Saved entries
• • •

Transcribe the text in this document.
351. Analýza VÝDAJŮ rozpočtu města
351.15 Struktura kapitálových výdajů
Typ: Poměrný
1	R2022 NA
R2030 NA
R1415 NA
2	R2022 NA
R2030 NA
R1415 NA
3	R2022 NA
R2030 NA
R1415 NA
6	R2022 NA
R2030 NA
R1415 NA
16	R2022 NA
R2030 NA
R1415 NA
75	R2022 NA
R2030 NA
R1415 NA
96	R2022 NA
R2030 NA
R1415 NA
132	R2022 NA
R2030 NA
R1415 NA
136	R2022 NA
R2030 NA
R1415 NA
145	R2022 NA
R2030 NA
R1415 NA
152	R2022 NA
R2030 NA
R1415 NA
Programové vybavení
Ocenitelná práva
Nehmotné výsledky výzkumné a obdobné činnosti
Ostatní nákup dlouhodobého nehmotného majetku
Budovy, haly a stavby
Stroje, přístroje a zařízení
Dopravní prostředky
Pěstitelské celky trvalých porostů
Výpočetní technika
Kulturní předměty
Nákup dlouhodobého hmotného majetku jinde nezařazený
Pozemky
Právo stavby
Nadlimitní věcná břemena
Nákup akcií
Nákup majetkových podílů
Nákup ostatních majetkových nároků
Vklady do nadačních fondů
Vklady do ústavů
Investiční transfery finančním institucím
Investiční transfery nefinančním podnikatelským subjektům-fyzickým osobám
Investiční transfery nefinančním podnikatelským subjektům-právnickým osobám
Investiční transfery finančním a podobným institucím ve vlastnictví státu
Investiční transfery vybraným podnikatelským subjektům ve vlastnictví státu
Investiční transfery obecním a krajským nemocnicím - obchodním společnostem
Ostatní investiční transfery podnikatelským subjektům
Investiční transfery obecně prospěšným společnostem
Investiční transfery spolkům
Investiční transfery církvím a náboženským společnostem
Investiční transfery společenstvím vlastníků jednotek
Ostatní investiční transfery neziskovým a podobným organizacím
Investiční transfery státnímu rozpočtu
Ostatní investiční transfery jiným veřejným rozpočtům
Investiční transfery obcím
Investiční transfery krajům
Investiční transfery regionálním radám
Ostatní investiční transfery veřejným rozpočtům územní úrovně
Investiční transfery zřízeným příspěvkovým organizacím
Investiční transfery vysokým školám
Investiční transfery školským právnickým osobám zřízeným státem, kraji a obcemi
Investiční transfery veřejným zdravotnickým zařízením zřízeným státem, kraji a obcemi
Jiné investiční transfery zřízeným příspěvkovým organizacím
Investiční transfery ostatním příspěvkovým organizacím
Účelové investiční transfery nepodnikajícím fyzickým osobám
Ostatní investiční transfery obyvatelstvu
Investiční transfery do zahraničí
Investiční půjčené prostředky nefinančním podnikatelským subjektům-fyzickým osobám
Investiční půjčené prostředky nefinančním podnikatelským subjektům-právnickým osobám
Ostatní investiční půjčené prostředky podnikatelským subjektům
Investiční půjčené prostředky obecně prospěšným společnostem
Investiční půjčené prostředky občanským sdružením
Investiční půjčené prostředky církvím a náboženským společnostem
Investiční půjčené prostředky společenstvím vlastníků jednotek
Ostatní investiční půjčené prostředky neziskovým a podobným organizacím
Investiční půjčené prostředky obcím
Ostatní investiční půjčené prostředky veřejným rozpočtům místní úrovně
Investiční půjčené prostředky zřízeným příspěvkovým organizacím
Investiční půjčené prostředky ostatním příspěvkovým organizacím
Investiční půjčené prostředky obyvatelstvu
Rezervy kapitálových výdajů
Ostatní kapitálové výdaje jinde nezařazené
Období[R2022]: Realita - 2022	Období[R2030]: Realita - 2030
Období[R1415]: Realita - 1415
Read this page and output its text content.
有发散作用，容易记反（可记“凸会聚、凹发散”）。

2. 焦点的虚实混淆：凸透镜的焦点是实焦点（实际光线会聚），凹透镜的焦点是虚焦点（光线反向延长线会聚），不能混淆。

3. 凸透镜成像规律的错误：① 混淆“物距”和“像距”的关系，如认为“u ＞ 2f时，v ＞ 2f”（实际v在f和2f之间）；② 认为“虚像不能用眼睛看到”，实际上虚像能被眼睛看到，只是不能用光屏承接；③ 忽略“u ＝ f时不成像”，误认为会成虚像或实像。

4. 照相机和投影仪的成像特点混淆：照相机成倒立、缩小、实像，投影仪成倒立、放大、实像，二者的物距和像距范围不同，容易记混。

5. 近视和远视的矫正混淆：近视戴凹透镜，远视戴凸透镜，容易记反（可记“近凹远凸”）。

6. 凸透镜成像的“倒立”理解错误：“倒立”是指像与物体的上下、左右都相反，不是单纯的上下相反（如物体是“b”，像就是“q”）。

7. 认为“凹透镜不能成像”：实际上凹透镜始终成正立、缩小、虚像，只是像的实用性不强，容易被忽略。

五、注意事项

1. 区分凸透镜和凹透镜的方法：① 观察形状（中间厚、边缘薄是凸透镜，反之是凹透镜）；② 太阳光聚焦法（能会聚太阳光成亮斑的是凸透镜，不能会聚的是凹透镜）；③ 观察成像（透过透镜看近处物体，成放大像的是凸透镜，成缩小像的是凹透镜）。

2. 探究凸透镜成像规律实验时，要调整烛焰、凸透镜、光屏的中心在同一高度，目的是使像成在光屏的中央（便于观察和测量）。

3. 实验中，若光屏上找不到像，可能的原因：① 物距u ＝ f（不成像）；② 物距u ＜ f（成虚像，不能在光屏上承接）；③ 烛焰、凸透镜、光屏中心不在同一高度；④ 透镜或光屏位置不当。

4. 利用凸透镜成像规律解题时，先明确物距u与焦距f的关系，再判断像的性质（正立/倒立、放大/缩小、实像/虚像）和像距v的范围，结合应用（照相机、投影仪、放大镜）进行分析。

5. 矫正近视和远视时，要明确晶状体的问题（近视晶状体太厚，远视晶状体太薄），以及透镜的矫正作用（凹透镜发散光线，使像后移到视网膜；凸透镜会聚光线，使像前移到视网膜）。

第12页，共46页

• • •

## GIVEN REQUEST
Everything from the line containing "Read this page and output its text content." through the final line of the listing, inclusive, must be reproduced exactly; leave out the rest.

## RESULT FOR THIS EXERCISE
Read this page and output its text content.
有发散作用，容易记反（可记“凸会聚、凹发散”）。

2. 焦点的虚实混淆：凸透镜的焦点是实焦点（实际光线会聚），凹透镜的焦点是虚焦点（光线反向延长线会聚），不能混淆。

3. 凸透镜成像规律的错误：① 混淆“物距”和“像距”的关系，如认为“u ＞ 2f时，v ＞ 2f”（实际v在f和2f之间）；② 认为“虚像不能用眼睛看到”，实际上虚像能被眼睛看到，只是不能用光屏承接；③ 忽略“u ＝ f时不成像”，误认为会成虚像或实像。

4. 照相机和投影仪的成像特点混淆：照相机成倒立、缩小、实像，投影仪成倒立、放大、实像，二者的物距和像距范围不同，容易记混。

5. 近视和远视的矫正混淆：近视戴凹透镜，远视戴凸透镜，容易记反（可记“近凹远凸”）。

6. 凸透镜成像的“倒立”理解错误：“倒立”是指像与物体的上下、左右都相反，不是单纯的上下相反（如物体是“b”，像就是“q”）。

7. 认为“凹透镜不能成像”：实际上凹透镜始终成正立、缩小、虚像，只是像的实用性不强，容易被忽略。

五、注意事项

1. 区分凸透镜和凹透镜的方法：① 观察形状（中间厚、边缘薄是凸透镜，反之是凹透镜）；② 太阳光聚焦法（能会聚太阳光成亮斑的是凸透镜，不能会聚的是凹透镜）；③ 观察成像（透过透镜看近处物体，成放大像的是凸透镜，成缩小像的是凹透镜）。

2. 探究凸透镜成像规律实验时，要调整烛焰、凸透镜、光屏的中心在同一高度，目的是使像成在光屏的中央（便于观察和测量）。

3. 实验中，若光屏上找不到像，可能的原因：① 物距u ＝ f（不成像）；② 物距u ＜ f（成虚像，不能在光屏上承接）；③ 烛焰、凸透镜、光屏中心不在同一高度；④ 透镜或光屏位置不当。

4. 利用凸透镜成像规律解题时，先明确物距u与焦距f的关系，再判断像的性质（正立/倒立、放大/缩小、实像/虚像）和像距v的范围，结合应用（照相机、投影仪、放大镜）进行分析。

5. 矫正近视和远视时，要明确晶状体的问题（近视晶状体太厚，远视晶状体太薄），以及透镜的矫正作用（凹透镜发散光线，使像后移到视网膜；凸透镜会聚光线，使像前移到视网膜）。

第12页，共46页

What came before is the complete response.